To be done => In the listing below, pick out lines with "data".

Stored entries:
:::::

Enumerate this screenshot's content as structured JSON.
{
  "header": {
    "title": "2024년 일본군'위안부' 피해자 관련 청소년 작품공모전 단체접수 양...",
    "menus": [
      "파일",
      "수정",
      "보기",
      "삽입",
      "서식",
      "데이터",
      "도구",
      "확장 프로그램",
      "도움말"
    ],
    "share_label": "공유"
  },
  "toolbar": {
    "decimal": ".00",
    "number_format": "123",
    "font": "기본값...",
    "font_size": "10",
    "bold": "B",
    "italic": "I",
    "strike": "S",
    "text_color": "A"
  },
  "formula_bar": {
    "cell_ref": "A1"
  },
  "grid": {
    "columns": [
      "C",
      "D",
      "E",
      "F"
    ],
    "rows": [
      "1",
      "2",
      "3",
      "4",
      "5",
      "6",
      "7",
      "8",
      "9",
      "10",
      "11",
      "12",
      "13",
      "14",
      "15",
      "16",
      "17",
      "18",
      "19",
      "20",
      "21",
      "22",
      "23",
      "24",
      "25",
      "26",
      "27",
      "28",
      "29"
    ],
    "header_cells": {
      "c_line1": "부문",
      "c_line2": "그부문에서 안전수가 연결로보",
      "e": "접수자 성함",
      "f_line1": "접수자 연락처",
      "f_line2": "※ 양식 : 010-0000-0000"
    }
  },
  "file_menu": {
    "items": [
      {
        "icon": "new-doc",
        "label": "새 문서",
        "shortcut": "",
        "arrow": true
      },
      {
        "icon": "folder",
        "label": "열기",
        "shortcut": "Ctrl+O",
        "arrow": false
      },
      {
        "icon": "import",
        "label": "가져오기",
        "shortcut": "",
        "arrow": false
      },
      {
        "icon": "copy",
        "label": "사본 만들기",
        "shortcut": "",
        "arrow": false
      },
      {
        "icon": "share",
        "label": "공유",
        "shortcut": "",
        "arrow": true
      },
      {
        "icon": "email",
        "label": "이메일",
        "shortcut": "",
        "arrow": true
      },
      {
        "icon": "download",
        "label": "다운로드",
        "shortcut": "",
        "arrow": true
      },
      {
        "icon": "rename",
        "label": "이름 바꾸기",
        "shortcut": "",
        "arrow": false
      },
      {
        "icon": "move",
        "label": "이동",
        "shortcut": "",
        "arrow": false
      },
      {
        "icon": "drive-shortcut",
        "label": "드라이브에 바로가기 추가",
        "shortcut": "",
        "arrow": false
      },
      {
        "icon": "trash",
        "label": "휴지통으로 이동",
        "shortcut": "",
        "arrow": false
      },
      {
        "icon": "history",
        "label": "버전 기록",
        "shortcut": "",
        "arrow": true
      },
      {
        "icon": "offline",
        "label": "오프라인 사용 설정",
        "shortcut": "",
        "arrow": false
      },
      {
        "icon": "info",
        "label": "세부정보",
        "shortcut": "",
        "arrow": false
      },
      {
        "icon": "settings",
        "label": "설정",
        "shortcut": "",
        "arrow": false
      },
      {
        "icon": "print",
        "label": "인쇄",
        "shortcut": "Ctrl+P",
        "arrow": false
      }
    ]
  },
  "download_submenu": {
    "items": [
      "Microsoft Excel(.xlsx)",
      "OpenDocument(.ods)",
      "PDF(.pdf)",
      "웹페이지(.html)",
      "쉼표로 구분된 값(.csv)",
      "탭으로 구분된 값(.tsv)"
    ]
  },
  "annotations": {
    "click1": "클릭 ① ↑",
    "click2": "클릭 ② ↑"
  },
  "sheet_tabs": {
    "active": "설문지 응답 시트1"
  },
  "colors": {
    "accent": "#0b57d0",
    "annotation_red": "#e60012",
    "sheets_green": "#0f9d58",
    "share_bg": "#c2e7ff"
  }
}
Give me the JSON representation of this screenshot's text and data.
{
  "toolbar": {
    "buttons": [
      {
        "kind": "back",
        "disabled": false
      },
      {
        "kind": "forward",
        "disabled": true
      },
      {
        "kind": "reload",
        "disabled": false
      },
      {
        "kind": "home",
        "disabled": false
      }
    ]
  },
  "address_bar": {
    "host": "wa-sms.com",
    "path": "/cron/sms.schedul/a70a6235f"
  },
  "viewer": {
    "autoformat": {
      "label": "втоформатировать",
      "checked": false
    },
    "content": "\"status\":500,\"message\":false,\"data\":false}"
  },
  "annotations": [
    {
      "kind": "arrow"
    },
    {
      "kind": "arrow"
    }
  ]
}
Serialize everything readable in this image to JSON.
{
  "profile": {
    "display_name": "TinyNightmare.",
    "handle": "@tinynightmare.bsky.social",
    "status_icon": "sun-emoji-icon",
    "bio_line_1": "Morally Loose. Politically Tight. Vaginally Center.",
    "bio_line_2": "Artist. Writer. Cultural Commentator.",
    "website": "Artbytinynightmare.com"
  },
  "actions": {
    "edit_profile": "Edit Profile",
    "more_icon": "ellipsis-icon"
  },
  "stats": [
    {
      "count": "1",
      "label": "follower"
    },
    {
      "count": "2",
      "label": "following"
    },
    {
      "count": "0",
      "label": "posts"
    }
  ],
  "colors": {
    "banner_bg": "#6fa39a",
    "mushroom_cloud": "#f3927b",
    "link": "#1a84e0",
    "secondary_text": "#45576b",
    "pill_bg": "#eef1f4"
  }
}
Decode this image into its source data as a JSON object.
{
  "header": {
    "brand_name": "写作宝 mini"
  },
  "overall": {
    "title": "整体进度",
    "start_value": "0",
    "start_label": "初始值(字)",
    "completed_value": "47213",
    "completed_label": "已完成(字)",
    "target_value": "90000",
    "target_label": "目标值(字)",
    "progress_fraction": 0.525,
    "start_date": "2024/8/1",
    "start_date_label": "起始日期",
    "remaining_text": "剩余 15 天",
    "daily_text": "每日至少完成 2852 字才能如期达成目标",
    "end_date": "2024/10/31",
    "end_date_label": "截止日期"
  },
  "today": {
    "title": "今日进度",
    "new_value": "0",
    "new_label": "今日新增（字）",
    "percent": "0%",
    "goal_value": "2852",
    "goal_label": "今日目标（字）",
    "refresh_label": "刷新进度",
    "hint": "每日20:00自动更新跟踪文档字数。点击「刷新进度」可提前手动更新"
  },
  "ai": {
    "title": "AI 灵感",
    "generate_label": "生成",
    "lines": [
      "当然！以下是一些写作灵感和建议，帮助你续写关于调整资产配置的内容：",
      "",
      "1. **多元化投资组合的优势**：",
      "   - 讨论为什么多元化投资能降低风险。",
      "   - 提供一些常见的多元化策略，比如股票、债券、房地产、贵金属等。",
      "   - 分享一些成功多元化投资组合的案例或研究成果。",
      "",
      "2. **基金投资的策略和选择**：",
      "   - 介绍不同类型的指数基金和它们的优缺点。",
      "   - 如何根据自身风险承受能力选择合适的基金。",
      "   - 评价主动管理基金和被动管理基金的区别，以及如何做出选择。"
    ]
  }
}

:::::

Exercise result =>
Give me the JSON representation of this screenshot's text and data.
    "content": "\"status\":500,\"message\":false,\"data\":false}"
Decode this image into its source data as a JSON object.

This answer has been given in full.